- Material for this task -

● ● ● ●

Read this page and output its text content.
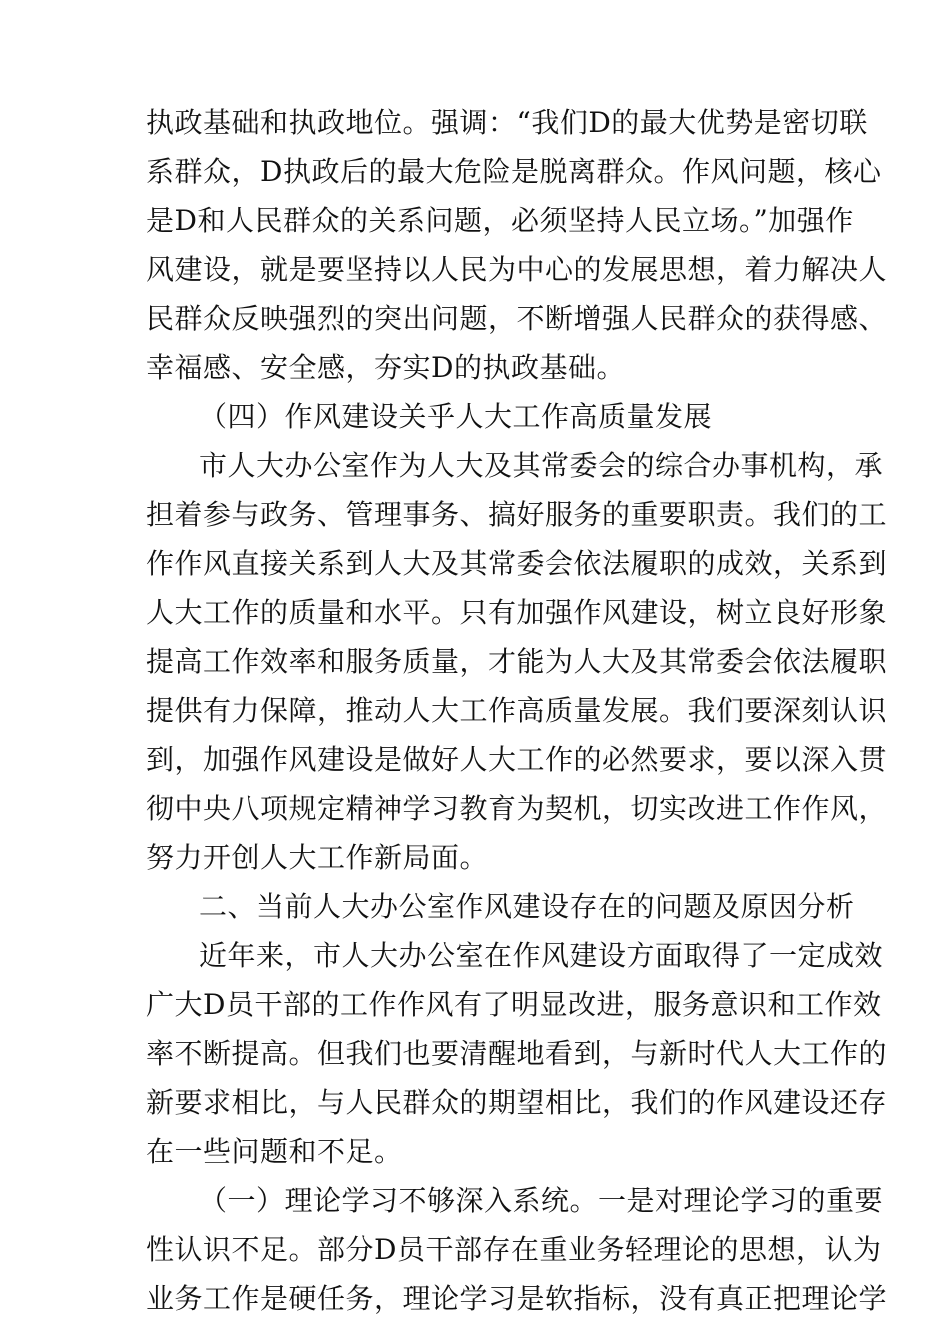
执政基础和执政地位。强调：“我们D的最大优势是密切联
系群众，D执政后的最大危险是脱离群众。作风问题，核心
是D和人民群众的关系问题，必须坚持人民立场。”加强作
风建设，就是要坚持以人民为中心的发展思想，着力解决人
民群众反映强烈的突出问题，不断增强人民群众的获得感、
幸福感、安全感，夯实D的执政基础。
（四）作风建设关乎人大工作高质量发展
市人大办公室作为人大及其常委会的综合办事机构，承
担着参与政务、管理事务、搞好服务的重要职责。我们的工
作作风直接关系到人大及其常委会依法履职的成效，关系到
人大工作的质量和水平。只有加强作风建设，树立良好形象
提高工作效率和服务质量，才能为人大及其常委会依法履职
提供有力保障，推动人大工作高质量发展。我们要深刻认识
到，加强作风建设是做好人大工作的必然要求，要以深入贯
彻中央八项规定精神学习教育为契机，切实改进工作作风，
努力开创人大工作新局面。
二、当前人大办公室作风建设存在的问题及原因分析
近年来，市人大办公室在作风建设方面取得了一定成效
广大D员干部的工作作风有了明显改进，服务意识和工作效
率不断提高。但我们也要清醒地看到，与新时代人大工作的
新要求相比，与人民群众的期望相比，我们的作风建设还存
在一些问题和不足。
（一）理论学习不够深入系统。一是对理论学习的重要
性认识不足。部分D员干部存在重业务轻理论的思想，认为
业务工作是硬任务，理论学习是软指标，没有真正把理论学
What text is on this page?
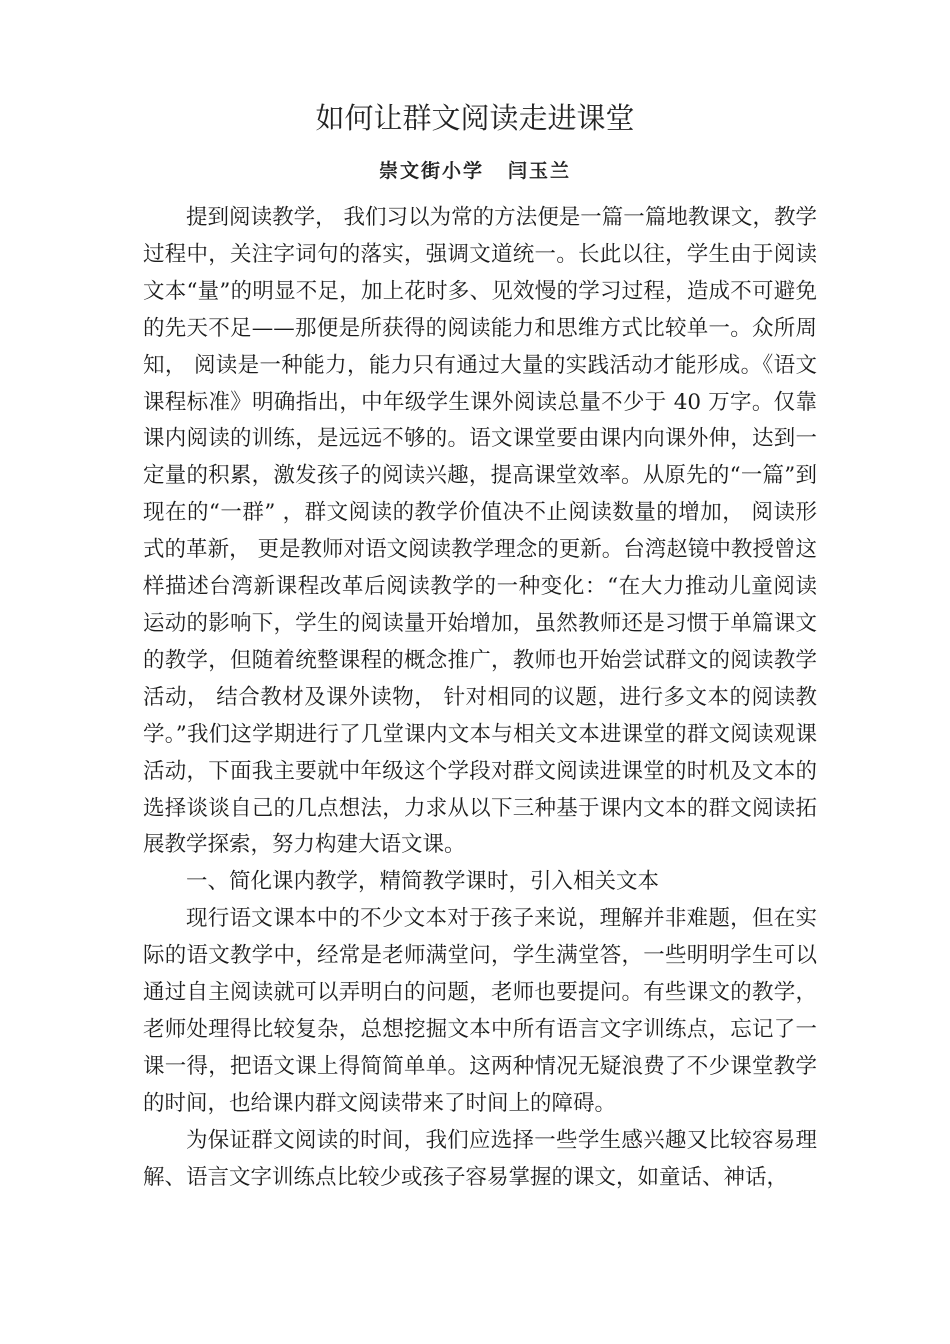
如何让群文阅读走进课堂
崇文街小学 闫玉兰

提到阅读教学， 我们习以为常的方法便是一篇一篇地教课文，教学过程中，关注字词句的落实，强调文道统一。长此以往，学生由于阅读文本“量”的明显不足，加上花时多、见效慢的学习过程，造成不可避免的先天不足——那便是所获得的阅读能力和思维方式比较单一。众所周知， 阅读是一种能力，能力只有通过大量的实践活动才能形成。《语文课程标准》明确指出，中年级学生课外阅读总量不少于 40 万字。仅靠课内阅读的训练，是远远不够的。语文课堂要由课内向课外伸，达到一定量的积累，激发孩子的阅读兴趣，提高课堂效率。从原先的“一篇”到现在的“一群” ，群文阅读的教学价值决不止阅读数量的增加， 阅读形式的革新， 更是教师对语文阅读教学理念的更新。台湾赵镜中教授曾这样描述台湾新课程改革后阅读教学的一种变化：“在大力推动儿童阅读运动的影响下，学生的阅读量开始增加，虽然教师还是习惯于单篇课文的教学，但随着统整课程的概念推广，教师也开始尝试群文的阅读教学活动， 结合教材及课外读物， 针对相同的议题，进行多文本的阅读教学。”我们这学期进行了几堂课内文本与相关文本进课堂的群文阅读观课活动，下面我主要就中年级这个学段对群文阅读进课堂的时机及文本的选择谈谈自己的几点想法，力求从以下三种基于课内文本的群文阅读拓展教学探索，努力构建大语文课。

一、简化课内教学，精简教学课时，引入相关文本

现行语文课本中的不少文本对于孩子来说，理解并非难题，但在实际的语文教学中，经常是老师满堂问，学生满堂答，一些明明学生可以通过自主阅读就可以弄明白的问题，老师也要提问。有些课文的教学，老师处理得比较复杂，总想挖掘文本中所有语言文字训练点，忘记了一课一得，把语文课上得简简单单。这两种情况无疑浪费了不少课堂教学的时间，也给课内群文阅读带来了时间上的障碍。

为保证群文阅读的时间，我们应选择一些学生感兴趣又比较容易理解、语言文字训练点比较少或孩子容易掌握的课文，如童话、神话，
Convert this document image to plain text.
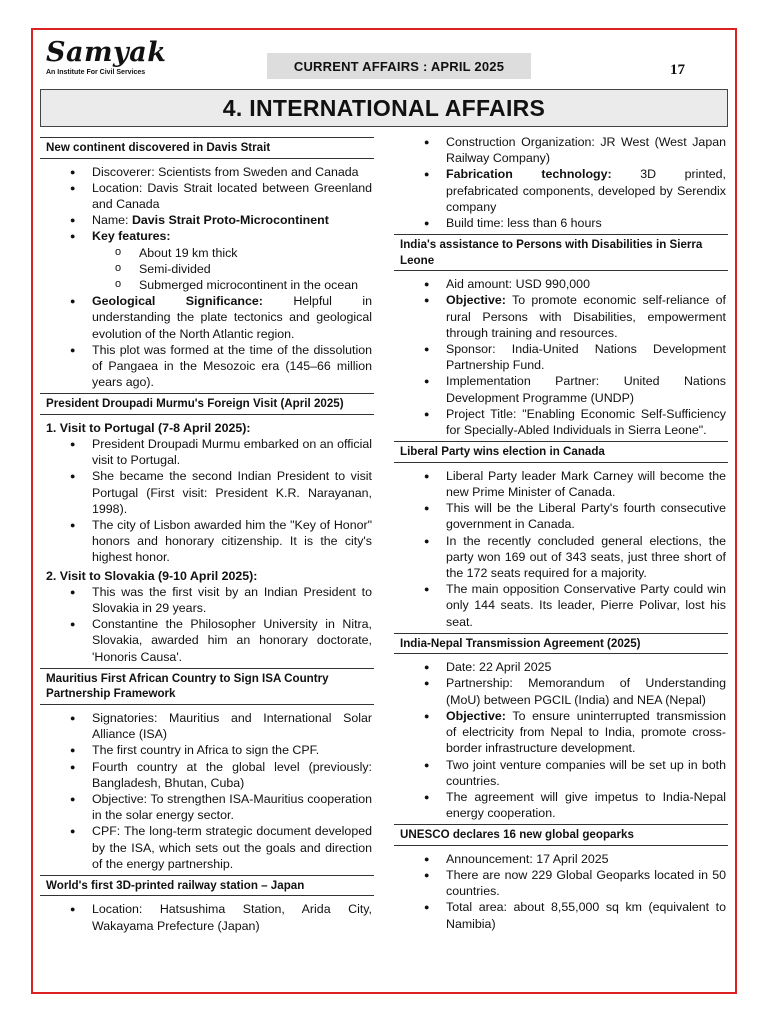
Samyak
An Institute For Civil Services	CURRENT AFFAIRS : APRIL 2025	17
4. INTERNATIONAL AFFAIRS
New continent discovered in Davis Strait
● Discoverer: Scientists from Sweden and Canada
● Location: Davis Strait located between Greenland and Canada
● Name: Davis Strait Proto-Microcontinent
● Key features:
o About 19 km thick
o Semi-divided
o Submerged microcontinent in the ocean
● Geological Significance: Helpful in understanding the plate tectonics and geological evolution of the North Atlantic region.
● This plot was formed at the time of the dissolution of Pangaea in the Mesozoic era (145–66 million years ago).
President Droupadi Murmu's Foreign Visit (April 2025)
1. Visit to Portugal (7-8 April 2025):
● President Droupadi Murmu embarked on an official visit to Portugal.
● She became the second Indian President to visit Portugal (First visit: President K.R. Narayanan, 1998).
● The city of Lisbon awarded him the "Key of Honor" honors and honorary citizenship. It is the city's highest honor.
2. Visit to Slovakia (9-10 April 2025):
● This was the first visit by an Indian President to Slovakia in 29 years.
● Constantine the Philosopher University in Nitra, Slovakia, awarded him an honorary doctorate, 'Honoris Causa'.
Mauritius First African Country to Sign ISA Country Partnership Framework
● Signatories: Mauritius and International Solar Alliance (ISA)
● The first country in Africa to sign the CPF.
● Fourth country at the global level (previously: Bangladesh, Bhutan, Cuba)
● Objective: To strengthen ISA-Mauritius cooperation in the solar energy sector.
● CPF: The long-term strategic document developed by the ISA, which sets out the goals and direction of the energy partnership.
World's first 3D-printed railway station – Japan
● Location: Hatsushima Station, Arida City, Wakayama Prefecture (Japan)
● Construction Organization: JR West (West Japan Railway Company)
● Fabrication technology: 3D printed, prefabricated components, developed by Serendix company
● Build time: less than 6 hours
India's assistance to Persons with Disabilities in Sierra Leone
● Aid amount: USD 990,000
● Objective: To promote economic self-reliance of rural Persons with Disabilities, empowerment through training and resources.
● Sponsor: India-United Nations Development Partnership Fund.
● Implementation Partner: United Nations Development Programme (UNDP)
● Project Title: "Enabling Economic Self-Sufficiency for Specially-Abled Individuals in Sierra Leone".
Liberal Party wins election in Canada
● Liberal Party leader Mark Carney will become the new Prime Minister of Canada.
● This will be the Liberal Party's fourth consecutive government in Canada.
● In the recently concluded general elections, the party won 169 out of 343 seats, just three short of the 172 seats required for a majority.
● The main opposition Conservative Party could win only 144 seats. Its leader, Pierre Polivar, lost his seat.
India-Nepal Transmission Agreement (2025)
● Date: 22 April 2025
● Partnership: Memorandum of Understanding (MoU) between PGCIL (India) and NEA (Nepal)
● Objective: To ensure uninterrupted transmission of electricity from Nepal to India, promote cross-border infrastructure development.
● Two joint venture companies will be set up in both countries.
● The agreement will give impetus to India-Nepal energy cooperation.
UNESCO declares 16 new global geoparks
● Announcement: 17 April 2025
● There are now 229 Global Geoparks located in 50 countries.
● Total area: about 8,55,000 sq km (equivalent to Namibia)
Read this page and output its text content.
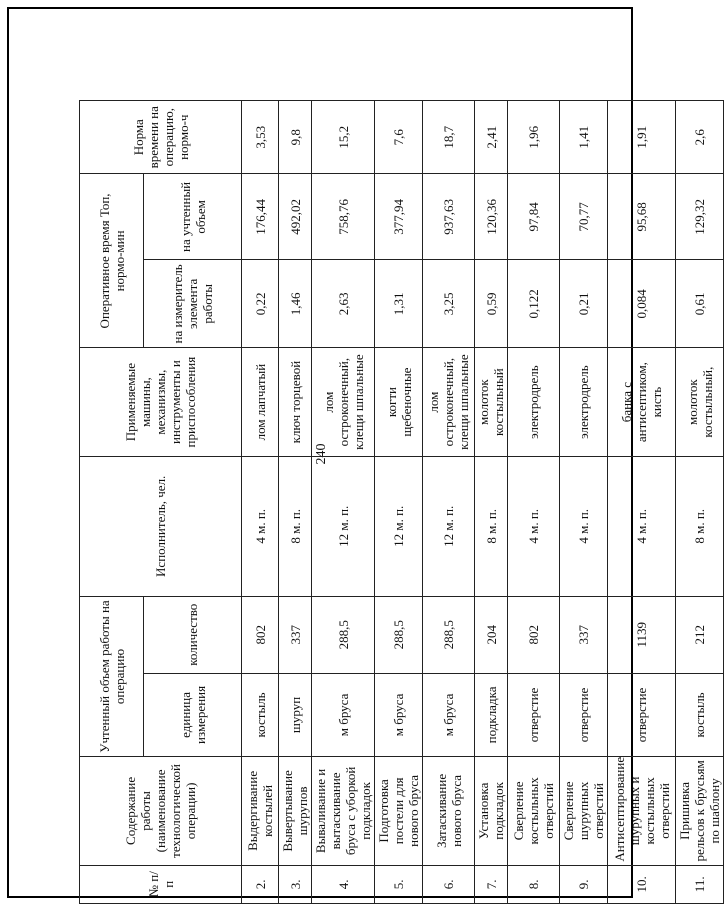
240
№ п/п	Содержание работы (наименование технологической операции)	Учтенный объем работы на операцию		Исполнитель, чел.	Применяемые машины, механизмы, инструменты и приспособления	Оперативное время Топ, нормо-мин		Норма времени на операцию, нормо-ч
		единица измерения	количество			на измеритель элемента работы	на учтенный объем	
2.	Выдергивание костылей	костыль	802	4 м. п.	лом лапчатый	0,22	176,44	3,53
3.	Вывертывание шурупов	шуруп	337	8 м. п.	ключ торцевой	1,46	492,02	9,8
4.	Вываливание и вытаскивание бруса с уборкой подкладок	м бруса	288,5	12 м. п.	лом остроконечный, клещи шпальные	2,63	758,76	15,2
5.	Подготовка постели для нового бруса	м бруса	288,5	12 м. п.	когти щебеночные	1,31	377,94	7,6
6.	Затаскивание нового бруса	м бруса	288,5	12 м. п.	лом остроконечный, клещи шпальные	3,25	937,63	18,7
7.	Установка подкладок	подкладка	204	8 м. п.	молоток костыльный	0,59	120,36	2,41
8.	Сверление костыльных отверстий	отверстие	802	4 м. п.	электродрель	0,122	97,84	1,96
9.	Сверление шурупных отверстий	отверстие	337	4 м. п.	электродрель	0,21	70,77	1,41
10.	Антисептирование шурупных и костыльных отверстий	отверстие	1139	4 м. п.	банка с антисептиком, кисть	0,084	95,68	1,91
11.	Пришивка рельсов к брусьям по шаблону	костыль	212	8 м. п.	молоток костыльный,	0,61	129,32	2,6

● ● ● ●

- Exercise aim -
Work through the listing above and report how many lines include the string "located", with no other text.

- Expected answer -
2